(WHAT IS EXPECTED): Select the lines of the records containing the word "Responder" and list them.

(MATERIAL SHOWN):
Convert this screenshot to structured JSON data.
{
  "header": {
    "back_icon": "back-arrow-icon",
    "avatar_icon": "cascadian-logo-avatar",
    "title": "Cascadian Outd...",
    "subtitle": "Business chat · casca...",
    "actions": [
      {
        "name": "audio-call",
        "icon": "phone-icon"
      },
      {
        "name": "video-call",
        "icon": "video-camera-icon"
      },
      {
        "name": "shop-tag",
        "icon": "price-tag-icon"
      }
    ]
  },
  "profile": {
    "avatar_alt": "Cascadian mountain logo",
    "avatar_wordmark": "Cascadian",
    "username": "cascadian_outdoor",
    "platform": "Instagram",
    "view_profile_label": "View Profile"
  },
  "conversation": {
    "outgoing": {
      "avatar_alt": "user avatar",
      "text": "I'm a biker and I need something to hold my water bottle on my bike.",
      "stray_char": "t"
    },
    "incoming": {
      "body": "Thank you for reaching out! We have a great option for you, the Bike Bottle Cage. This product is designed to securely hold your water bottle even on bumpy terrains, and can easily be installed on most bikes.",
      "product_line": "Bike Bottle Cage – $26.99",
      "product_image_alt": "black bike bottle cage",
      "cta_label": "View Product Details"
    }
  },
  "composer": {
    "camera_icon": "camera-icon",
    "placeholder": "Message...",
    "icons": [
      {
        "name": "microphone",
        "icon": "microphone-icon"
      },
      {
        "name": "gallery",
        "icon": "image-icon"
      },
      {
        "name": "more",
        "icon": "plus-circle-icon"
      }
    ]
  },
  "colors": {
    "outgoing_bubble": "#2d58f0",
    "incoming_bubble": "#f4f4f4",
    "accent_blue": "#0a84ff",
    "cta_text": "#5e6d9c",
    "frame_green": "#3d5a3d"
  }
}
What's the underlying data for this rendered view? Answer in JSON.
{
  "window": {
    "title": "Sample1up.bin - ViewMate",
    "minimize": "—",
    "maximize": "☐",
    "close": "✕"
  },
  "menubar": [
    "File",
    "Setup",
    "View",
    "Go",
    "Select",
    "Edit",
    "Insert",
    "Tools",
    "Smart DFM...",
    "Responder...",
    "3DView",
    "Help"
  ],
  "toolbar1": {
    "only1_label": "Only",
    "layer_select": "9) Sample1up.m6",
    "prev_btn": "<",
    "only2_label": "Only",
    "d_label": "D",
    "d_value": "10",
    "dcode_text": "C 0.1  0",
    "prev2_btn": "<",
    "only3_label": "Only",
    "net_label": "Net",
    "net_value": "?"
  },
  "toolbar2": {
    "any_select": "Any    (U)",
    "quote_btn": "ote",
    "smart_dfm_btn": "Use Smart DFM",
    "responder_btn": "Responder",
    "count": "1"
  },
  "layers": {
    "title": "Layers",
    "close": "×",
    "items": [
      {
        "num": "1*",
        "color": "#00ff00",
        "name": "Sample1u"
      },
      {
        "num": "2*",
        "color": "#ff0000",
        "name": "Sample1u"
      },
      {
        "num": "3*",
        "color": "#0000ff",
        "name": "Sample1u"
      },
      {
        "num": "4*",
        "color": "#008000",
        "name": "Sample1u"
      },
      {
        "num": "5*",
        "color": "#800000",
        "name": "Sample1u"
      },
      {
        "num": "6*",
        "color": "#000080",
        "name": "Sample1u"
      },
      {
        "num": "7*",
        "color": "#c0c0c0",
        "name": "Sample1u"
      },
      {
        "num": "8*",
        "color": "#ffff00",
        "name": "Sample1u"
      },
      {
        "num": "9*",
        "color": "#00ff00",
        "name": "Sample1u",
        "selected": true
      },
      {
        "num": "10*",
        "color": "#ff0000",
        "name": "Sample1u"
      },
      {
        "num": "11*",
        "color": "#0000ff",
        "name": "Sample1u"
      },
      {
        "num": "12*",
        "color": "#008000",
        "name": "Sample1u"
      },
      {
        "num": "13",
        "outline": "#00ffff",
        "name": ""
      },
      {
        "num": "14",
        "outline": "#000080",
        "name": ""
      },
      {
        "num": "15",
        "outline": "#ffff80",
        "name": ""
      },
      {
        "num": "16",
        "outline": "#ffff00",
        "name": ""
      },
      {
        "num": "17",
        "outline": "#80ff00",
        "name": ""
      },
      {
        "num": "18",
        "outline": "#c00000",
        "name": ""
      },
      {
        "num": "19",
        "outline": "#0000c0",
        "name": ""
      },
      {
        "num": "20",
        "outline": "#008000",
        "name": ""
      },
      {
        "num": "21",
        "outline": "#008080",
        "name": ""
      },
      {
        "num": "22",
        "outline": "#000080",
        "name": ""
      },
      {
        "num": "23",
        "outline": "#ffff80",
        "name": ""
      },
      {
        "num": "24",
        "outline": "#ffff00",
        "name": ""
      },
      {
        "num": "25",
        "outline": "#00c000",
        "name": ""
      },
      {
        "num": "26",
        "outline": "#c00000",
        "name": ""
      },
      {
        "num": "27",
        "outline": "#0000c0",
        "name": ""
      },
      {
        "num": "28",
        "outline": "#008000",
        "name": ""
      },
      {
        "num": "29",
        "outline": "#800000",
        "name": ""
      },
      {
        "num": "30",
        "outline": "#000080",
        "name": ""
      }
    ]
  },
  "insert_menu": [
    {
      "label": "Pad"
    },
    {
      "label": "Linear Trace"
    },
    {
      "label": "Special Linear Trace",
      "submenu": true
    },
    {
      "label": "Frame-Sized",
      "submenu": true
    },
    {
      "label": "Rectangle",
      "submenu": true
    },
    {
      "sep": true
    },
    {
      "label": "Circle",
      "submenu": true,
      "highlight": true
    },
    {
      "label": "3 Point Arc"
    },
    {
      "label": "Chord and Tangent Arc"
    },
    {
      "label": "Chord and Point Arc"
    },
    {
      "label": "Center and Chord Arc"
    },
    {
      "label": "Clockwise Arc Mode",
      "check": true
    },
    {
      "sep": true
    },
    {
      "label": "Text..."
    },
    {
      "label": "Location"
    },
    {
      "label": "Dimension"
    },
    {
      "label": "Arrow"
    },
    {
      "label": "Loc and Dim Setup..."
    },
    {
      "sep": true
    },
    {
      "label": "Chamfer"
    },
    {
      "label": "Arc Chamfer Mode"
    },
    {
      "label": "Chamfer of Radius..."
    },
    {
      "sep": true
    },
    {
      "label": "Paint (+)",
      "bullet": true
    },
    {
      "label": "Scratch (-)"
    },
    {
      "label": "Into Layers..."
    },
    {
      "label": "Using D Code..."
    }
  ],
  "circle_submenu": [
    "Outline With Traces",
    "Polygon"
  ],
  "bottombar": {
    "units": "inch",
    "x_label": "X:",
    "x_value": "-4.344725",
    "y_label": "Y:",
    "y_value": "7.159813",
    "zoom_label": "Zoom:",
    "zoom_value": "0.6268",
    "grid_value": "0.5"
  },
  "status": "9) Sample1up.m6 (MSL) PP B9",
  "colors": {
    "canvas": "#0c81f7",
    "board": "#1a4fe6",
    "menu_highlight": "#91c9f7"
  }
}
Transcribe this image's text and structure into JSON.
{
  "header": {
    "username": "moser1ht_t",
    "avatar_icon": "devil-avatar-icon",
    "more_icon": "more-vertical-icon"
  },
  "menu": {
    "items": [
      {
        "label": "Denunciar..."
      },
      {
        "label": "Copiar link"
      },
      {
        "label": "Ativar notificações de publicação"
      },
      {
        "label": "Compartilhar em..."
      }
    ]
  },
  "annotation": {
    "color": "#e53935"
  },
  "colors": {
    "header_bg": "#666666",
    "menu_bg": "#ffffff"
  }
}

(FULL OUTPUT):
    "Responder...",
    "responder_btn": "Responder",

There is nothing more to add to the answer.